## begin DATA RECORDS

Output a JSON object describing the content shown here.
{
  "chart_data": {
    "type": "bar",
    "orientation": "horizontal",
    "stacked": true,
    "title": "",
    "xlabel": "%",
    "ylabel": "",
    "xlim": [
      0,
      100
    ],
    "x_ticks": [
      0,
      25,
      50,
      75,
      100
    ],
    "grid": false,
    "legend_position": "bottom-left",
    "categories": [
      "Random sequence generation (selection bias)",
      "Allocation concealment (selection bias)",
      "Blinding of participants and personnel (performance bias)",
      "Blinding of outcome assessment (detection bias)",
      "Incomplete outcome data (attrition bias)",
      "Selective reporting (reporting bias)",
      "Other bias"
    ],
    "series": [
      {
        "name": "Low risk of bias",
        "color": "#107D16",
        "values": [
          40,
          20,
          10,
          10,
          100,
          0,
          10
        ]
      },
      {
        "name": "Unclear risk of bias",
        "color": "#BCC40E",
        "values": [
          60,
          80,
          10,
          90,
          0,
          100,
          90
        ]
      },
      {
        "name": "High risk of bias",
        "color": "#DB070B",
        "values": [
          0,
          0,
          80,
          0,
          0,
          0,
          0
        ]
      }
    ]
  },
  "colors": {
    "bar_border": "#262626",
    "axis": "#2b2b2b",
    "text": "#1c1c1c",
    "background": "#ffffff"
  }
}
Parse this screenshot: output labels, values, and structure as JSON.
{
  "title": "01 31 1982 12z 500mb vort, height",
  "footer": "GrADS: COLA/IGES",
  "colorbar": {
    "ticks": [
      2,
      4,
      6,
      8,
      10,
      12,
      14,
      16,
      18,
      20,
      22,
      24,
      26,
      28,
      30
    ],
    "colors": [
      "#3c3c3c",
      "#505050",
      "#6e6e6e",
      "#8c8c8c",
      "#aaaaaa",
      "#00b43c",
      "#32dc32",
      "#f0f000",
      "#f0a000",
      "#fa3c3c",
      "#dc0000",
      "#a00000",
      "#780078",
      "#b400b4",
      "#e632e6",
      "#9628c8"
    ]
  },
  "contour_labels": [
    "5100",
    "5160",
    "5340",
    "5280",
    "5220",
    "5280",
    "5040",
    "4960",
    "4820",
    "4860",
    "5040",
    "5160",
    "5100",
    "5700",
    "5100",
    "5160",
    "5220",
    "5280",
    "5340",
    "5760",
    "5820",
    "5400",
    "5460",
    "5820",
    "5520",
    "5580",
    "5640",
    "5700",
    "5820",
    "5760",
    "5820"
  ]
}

## end DATA RECORDS

### WORK TO DO
Every entry should be printed again exactly as written.

### ANSWER IN FULL
Output a JSON object describing the content shown here.
{
  "chart_data": {
    "type": "bar",
    "orientation": "horizontal",
    "stacked": true,
    "title": "",
    "xlabel": "%",
    "ylabel": "",
    "xlim": [
      0,
      100
    ],
    "x_ticks": [
      0,
      25,
      50,
      75,
      100
    ],
    "grid": false,
    "legend_position": "bottom-left",
    "categories": [
      "Random sequence generation (selection bias)",
      "Allocation concealment (selection bias)",
      "Blinding of participants and personnel (performance bias)",
      "Blinding of outcome assessment (detection bias)",
      "Incomplete outcome data (attrition bias)",
      "Selective reporting (reporting bias)",
      "Other bias"
    ],
    "series": [
      {
        "name": "Low risk of bias",
        "color": "#107D16",
        "values": [
          40,
          20,
          10,
          10,
          100,
          0,
          10
        ]
      },
      {
        "name": "Unclear risk of bias",
        "color": "#BCC40E",
        "values": [
          60,
          80,
          10,
          90,
          0,
          100,
          90
        ]
      },
      {
        "name": "High risk of bias",
        "color": "#DB070B",
        "values": [
          0,
          0,
          80,
          0,
          0,
          0,
          0
        ]
      }
    ]
  },
  "colors": {
    "bar_border": "#262626",
    "axis": "#2b2b2b",
    "text": "#1c1c1c",
    "background": "#ffffff"
  }
}
Parse this screenshot: output labels, values, and structure as JSON.
{
  "title": "01 31 1982 12z 500mb vort, height",
  "footer": "GrADS: COLA/IGES",
  "colorbar": {
    "ticks": [
      2,
      4,
      6,
      8,
      10,
      12,
      14,
      16,
      18,
      20,
      22,
      24,
      26,
      28,
      30
    ],
    "colors": [
      "#3c3c3c",
      "#505050",
      "#6e6e6e",
      "#8c8c8c",
      "#aaaaaa",
      "#00b43c",
      "#32dc32",
      "#f0f000",
      "#f0a000",
      "#fa3c3c",
      "#dc0000",
      "#a00000",
      "#780078",
      "#b400b4",
      "#e632e6",
      "#9628c8"
    ]
  },
  "contour_labels": [
    "5100",
    "5160",
    "5340",
    "5280",
    "5220",
    "5280",
    "5040",
    "4960",
    "4820",
    "4860",
    "5040",
    "5160",
    "5100",
    "5700",
    "5100",
    "5160",
    "5220",
    "5280",
    "5340",
    "5760",
    "5820",
    "5400",
    "5460",
    "5820",
    "5520",
    "5580",
    "5640",
    "5700",
    "5820",
    "5760",
    "5820"
  ]
}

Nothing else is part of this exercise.